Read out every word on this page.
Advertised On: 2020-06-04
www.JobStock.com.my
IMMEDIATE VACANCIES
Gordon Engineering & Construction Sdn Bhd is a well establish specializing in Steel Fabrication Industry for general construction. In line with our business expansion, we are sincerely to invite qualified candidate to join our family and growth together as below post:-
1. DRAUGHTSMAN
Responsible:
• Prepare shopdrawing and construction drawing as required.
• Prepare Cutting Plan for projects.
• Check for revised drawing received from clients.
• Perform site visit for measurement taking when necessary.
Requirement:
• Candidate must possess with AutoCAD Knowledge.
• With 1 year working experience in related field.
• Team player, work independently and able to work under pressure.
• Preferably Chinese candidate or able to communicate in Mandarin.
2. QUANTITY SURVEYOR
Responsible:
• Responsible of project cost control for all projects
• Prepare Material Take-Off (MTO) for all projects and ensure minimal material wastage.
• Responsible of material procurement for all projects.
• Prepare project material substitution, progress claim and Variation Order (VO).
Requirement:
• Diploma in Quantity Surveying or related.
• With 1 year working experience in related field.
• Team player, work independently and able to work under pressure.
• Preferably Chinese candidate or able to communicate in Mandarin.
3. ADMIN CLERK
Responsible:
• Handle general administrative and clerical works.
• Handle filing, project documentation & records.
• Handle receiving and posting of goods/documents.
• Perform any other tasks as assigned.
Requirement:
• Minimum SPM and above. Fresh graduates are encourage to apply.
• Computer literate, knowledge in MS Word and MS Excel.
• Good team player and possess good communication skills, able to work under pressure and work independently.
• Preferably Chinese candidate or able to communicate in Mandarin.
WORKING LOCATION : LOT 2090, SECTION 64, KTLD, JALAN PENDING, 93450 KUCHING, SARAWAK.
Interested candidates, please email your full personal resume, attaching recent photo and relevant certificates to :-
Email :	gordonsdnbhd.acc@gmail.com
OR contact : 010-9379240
++++++++++++++++++++
- Exercise:
Using the listing above, pull out all lines that hold the word "projects".

- Written reply:
• Prepare Cutting Plan for projects.
• Responsible of project cost control for all projects
• Prepare Material Take-Off (MTO) for all projects and ensure minimal material wastage.
• Responsible of material procurement for all projects.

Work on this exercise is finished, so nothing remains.